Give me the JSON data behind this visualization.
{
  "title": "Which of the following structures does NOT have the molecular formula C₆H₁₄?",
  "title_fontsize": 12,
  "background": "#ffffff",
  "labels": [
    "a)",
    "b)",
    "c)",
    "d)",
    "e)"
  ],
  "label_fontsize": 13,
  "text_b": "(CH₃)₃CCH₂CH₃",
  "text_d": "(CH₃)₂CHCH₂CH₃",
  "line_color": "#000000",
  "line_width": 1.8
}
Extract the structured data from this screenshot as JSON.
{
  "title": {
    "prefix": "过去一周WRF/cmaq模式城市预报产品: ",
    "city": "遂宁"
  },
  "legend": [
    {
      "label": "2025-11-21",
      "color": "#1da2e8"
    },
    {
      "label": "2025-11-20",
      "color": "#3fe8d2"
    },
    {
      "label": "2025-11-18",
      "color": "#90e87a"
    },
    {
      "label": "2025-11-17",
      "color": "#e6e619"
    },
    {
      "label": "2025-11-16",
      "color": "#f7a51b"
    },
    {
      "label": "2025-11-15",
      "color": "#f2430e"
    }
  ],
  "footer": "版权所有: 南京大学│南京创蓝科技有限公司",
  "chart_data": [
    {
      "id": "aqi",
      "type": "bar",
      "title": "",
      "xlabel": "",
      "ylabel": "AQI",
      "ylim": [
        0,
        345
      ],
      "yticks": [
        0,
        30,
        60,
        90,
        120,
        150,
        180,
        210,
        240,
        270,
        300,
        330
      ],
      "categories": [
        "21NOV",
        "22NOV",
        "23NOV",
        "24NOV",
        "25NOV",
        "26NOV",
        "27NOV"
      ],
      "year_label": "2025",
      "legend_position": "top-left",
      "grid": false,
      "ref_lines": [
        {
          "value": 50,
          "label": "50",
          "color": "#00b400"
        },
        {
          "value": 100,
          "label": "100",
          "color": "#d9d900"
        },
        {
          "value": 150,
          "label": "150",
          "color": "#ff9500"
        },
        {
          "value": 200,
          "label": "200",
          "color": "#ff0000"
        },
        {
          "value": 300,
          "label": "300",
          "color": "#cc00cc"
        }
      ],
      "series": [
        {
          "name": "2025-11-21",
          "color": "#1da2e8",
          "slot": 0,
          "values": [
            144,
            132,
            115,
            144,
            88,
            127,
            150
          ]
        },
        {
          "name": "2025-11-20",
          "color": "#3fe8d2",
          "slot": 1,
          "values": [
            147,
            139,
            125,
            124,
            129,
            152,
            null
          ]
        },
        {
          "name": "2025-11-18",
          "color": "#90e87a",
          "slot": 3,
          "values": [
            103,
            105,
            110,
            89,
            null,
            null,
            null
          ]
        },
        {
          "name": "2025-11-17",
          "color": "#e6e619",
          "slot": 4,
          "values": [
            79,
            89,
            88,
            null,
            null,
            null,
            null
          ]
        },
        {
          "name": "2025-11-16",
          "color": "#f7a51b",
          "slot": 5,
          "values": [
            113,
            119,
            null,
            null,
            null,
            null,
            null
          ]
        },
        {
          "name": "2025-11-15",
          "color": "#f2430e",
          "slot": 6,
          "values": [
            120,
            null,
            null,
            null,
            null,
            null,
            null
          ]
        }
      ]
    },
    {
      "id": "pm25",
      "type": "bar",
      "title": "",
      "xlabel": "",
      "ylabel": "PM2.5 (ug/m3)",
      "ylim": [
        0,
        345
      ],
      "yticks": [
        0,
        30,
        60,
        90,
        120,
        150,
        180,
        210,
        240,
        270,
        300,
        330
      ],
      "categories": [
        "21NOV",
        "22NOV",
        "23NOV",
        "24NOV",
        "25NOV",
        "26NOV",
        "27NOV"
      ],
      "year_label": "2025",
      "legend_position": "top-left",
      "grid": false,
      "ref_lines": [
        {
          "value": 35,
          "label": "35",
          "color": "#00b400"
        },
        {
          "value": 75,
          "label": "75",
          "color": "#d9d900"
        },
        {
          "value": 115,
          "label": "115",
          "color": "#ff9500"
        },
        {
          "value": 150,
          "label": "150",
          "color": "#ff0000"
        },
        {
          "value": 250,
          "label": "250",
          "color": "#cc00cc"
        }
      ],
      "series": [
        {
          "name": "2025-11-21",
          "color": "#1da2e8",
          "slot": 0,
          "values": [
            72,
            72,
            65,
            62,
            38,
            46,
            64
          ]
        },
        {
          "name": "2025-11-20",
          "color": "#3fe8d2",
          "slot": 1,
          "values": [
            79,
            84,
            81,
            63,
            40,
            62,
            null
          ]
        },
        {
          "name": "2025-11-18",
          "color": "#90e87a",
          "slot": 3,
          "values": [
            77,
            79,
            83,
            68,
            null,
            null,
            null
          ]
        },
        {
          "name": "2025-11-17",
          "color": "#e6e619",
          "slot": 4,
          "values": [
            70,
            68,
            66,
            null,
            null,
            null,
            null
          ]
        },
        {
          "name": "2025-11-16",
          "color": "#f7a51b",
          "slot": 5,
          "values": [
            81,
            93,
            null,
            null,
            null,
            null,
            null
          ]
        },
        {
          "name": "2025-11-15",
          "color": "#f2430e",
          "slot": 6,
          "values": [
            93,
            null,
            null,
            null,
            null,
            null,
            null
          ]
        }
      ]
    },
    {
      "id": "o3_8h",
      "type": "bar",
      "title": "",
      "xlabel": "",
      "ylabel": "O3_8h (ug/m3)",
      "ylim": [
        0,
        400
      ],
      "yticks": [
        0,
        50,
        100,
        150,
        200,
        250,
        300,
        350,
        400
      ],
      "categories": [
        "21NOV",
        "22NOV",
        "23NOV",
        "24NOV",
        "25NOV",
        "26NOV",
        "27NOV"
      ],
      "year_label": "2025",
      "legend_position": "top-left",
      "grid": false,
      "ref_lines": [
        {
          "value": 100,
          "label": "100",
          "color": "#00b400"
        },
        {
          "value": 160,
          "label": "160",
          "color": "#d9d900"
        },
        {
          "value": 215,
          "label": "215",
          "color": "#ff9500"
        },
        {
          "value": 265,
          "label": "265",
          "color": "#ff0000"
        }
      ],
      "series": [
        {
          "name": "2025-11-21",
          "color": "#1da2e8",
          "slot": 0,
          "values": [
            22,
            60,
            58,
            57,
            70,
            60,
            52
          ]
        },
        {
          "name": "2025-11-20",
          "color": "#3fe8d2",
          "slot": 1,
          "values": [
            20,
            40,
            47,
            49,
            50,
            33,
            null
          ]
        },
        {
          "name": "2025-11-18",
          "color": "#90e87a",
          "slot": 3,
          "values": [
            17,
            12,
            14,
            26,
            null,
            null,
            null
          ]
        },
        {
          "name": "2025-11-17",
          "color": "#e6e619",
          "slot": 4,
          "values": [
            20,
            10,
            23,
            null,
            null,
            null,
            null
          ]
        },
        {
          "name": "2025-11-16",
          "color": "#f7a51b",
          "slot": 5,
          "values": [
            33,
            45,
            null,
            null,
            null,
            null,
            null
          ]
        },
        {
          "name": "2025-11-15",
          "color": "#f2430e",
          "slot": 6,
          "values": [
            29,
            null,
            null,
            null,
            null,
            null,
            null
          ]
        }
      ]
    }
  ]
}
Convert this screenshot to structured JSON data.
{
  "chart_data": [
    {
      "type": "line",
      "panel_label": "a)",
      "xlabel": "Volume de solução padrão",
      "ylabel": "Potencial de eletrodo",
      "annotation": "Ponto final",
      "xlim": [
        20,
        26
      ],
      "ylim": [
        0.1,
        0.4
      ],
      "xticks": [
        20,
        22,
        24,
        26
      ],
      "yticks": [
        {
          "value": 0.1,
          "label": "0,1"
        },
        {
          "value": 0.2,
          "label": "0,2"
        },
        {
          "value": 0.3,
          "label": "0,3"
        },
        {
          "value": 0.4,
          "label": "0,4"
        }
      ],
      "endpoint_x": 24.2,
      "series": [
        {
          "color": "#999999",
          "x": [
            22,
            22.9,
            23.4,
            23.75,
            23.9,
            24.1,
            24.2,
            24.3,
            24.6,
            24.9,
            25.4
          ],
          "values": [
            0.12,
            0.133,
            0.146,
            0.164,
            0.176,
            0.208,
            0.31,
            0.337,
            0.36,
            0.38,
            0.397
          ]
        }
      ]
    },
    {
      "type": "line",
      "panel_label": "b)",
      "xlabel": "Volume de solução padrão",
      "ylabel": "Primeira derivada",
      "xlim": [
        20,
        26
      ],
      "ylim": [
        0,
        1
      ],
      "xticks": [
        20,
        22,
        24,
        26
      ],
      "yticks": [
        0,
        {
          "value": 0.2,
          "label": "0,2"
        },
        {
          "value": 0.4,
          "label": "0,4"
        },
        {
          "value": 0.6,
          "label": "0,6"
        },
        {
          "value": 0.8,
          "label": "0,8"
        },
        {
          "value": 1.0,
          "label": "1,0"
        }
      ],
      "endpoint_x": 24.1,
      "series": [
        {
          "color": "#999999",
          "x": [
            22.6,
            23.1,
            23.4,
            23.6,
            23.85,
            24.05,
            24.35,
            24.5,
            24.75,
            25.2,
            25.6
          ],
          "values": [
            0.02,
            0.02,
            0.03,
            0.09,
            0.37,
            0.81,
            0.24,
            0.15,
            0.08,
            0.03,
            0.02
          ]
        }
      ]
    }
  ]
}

= EXERCISE PROMPT =
Looking at the entries above, say how many lines contain the word "ylabel". Only the number is wanted.

= CORRECT OUTPUT =
5